##### BRANO DA LEGGERE #####

2) L’AUTONOMIA REGIONALE DIFFERENZIATA: questa proposta prevede di distribuire in modo diverso sia le competenze legislative che le risorse finanziarie assegnate a ciascuna regione da parte dello stato. “In cambio” della responsabilità di legiferare e gestire direttamente settori chiave dell’amministrazione (oggi di competenza ‘concorrente’ tra Stato e Regione, oppure di esclusiva competenza statale), la Regione trattiene quote rilevanti del gettito fiscale (per il Veneto la richiesta arriva fino al 90% delle tasse pagate da cittadini e imprese) oltre che l’acquisizione di beni demaniali statali[1]. Ogni regione può definire con lo stato centrale una specifica “intesa”, diversa da quella delle altre, con un probabile aumento della complessità a gestire il sistema nazionale nel suo insieme. Questa proposta, portata avanti soprattutto dalla Lega, riguarda le regioni a statuto ordinario (mentre non tocca quelle a ‘statuto speciale’ che già godono di maggiore autonomia e che in realtà costituiscono il vero nodo critico del sistema delle autonomie).

E’ piuttosto evidente che una tale modifica andrebbe ad avvantaggiare le regioni più efficienti, sottraendo risorse al sistema statale e quindi alle regioni più povere e meno organizzate. Ma avrebbe anche un effetto complessivo sulla organizzazione politica e amministrativa, andando a smembrare quei sistemi nazionali, in particolare quello scolastico e quello socio-sanitario, che già oggi risentono di forti differenze tra i territori (si pensi ad es. alla determinazione dei “livelli essenziali di prestazione”).

#####

ESERCIZIO PROPOSTO 1:
Aggiorna le righe partendo dalla prima e fermandoti dopo quella che contiene "plot-frame: [32, 2, 493, 149]": sostituisci "x-tick-label" con "x-label" e lascia tutto il resto invariato.
Le righe riportate qui sotto non hanno nulla a che vedere con il brano.

##### RIGHE GREZZE #####

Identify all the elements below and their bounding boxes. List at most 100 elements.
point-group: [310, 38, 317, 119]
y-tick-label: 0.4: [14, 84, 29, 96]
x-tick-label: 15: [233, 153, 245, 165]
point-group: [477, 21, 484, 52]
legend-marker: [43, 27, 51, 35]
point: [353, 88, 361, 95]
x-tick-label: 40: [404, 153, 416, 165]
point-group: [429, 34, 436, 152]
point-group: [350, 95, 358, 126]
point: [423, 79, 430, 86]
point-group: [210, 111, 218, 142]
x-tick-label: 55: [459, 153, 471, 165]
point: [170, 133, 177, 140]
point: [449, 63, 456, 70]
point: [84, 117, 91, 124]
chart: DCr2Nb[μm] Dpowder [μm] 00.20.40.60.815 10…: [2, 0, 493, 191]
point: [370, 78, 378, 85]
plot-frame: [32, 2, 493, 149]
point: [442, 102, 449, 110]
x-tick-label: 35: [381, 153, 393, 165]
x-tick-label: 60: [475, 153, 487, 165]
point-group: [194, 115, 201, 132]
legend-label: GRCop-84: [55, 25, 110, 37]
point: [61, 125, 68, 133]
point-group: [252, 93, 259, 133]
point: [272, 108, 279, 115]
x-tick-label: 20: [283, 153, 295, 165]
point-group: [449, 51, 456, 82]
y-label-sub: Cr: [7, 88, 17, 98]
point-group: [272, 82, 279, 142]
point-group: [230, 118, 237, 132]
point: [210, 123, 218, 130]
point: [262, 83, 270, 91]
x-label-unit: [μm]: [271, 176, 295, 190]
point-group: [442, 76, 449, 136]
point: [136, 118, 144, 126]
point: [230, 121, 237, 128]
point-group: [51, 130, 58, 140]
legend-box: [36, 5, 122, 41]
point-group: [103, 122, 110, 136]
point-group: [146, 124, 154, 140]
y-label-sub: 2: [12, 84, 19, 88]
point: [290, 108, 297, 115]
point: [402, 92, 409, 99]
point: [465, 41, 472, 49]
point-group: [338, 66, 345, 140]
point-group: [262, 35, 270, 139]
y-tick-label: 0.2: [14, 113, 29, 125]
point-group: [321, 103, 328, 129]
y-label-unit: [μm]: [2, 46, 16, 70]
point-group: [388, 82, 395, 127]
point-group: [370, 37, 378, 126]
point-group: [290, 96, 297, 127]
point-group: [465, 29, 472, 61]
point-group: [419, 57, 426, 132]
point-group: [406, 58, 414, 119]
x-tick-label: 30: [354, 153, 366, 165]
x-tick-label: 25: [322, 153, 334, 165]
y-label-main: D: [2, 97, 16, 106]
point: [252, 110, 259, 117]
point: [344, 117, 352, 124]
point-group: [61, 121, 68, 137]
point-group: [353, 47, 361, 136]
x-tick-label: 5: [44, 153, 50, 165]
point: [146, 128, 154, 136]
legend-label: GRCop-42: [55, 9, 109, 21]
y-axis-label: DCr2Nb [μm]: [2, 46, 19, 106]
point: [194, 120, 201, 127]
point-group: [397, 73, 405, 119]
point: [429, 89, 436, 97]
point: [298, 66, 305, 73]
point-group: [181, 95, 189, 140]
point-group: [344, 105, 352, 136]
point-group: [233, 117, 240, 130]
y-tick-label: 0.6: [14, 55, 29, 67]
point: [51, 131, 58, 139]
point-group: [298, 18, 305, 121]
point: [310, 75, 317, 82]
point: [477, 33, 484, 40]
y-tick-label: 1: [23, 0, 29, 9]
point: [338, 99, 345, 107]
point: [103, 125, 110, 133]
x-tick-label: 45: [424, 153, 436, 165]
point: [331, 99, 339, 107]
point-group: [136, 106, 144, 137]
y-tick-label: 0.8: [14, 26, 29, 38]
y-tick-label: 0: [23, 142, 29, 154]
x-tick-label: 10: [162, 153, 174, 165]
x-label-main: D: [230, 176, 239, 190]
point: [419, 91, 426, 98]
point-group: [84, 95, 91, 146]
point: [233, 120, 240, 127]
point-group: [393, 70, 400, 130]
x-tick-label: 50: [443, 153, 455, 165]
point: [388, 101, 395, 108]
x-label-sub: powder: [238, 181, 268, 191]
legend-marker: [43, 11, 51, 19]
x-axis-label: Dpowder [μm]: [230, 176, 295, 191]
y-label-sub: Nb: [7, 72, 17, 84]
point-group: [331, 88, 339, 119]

#####

ESERCIZIO PROPOSTO 2:
Rispondi a queste domande sul brano dedicato all'autonomia regionale differenziata.
(a) Fino a quale percentuale delle tasse pagate da cittadini e imprese arriva la richiesta del Veneto?
(b) Quale partito porta avanti soprattutto questa proposta?
(c) Quali due sistemi nazionali vengono citati come quelli che verrebbero smembrati?

SOLUZIONE 1:
Identify all the elements below and their bounding boxes. List at most 100 elements.
point-group: [310, 38, 317, 119]
y-tick-label: 0.4: [14, 84, 29, 96]
x-label: 15: [233, 153, 245, 165]
point-group: [477, 21, 484, 52]
legend-marker: [43, 27, 51, 35]
point: [353, 88, 361, 95]
x-label: 40: [404, 153, 416, 165]
point-group: [429, 34, 436, 152]
point-group: [350, 95, 358, 126]
point: [423, 79, 430, 86]
point-group: [210, 111, 218, 142]
x-label: 55: [459, 153, 471, 165]
point: [170, 133, 177, 140]
point: [449, 63, 456, 70]
point: [84, 117, 91, 124]
chart: DCr2Nb[μm] Dpowder [μm] 00.20.40.60.815 10…: [2, 0, 493, 191]
point: [370, 78, 378, 85]
plot-frame: [32, 2, 493, 149]

SOLUZIONE 2:
(a) Fino al 90%.
(b) La Lega.
(c) Il sistema scolastico e quello socio-sanitario.